* Direction *
Pick out each line of the records that includes the string "Midstream", and copy it.

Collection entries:
## Start

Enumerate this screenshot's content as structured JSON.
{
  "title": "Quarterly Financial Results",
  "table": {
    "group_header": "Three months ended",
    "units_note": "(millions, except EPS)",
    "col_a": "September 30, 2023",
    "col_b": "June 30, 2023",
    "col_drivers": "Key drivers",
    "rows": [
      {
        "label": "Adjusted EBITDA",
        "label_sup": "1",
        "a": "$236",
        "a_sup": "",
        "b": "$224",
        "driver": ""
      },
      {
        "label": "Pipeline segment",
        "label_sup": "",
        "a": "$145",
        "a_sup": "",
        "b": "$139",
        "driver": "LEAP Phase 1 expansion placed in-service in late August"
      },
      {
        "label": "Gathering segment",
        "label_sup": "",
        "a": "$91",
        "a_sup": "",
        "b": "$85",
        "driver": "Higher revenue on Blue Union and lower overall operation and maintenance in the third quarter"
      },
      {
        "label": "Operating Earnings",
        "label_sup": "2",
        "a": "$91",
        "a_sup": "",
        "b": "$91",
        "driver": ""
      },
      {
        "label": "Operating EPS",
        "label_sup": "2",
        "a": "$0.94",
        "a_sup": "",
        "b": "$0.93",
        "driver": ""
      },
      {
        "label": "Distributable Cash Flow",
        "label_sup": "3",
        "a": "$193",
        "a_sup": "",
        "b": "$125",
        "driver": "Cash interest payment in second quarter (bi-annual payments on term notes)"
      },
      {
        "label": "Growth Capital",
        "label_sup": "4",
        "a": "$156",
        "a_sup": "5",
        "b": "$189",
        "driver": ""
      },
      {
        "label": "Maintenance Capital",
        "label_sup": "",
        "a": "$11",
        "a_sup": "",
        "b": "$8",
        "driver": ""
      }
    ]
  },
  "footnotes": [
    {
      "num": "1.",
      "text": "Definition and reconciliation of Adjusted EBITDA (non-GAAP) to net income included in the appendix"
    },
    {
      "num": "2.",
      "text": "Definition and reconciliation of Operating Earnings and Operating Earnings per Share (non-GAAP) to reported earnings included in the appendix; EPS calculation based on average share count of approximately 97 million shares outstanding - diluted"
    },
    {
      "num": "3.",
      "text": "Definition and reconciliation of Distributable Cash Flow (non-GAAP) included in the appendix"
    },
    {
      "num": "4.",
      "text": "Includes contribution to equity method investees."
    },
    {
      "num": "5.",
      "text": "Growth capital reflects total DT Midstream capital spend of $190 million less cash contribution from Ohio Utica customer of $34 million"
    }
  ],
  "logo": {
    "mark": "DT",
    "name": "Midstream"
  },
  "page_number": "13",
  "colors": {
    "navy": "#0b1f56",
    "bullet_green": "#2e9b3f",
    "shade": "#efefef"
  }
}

## End

* Exercise answer *
      "text": "Growth capital reflects total DT Midstream capital spend of $190 million less cash contribution from Ohio Utica customer of $34 million"
    "name": "Midstream"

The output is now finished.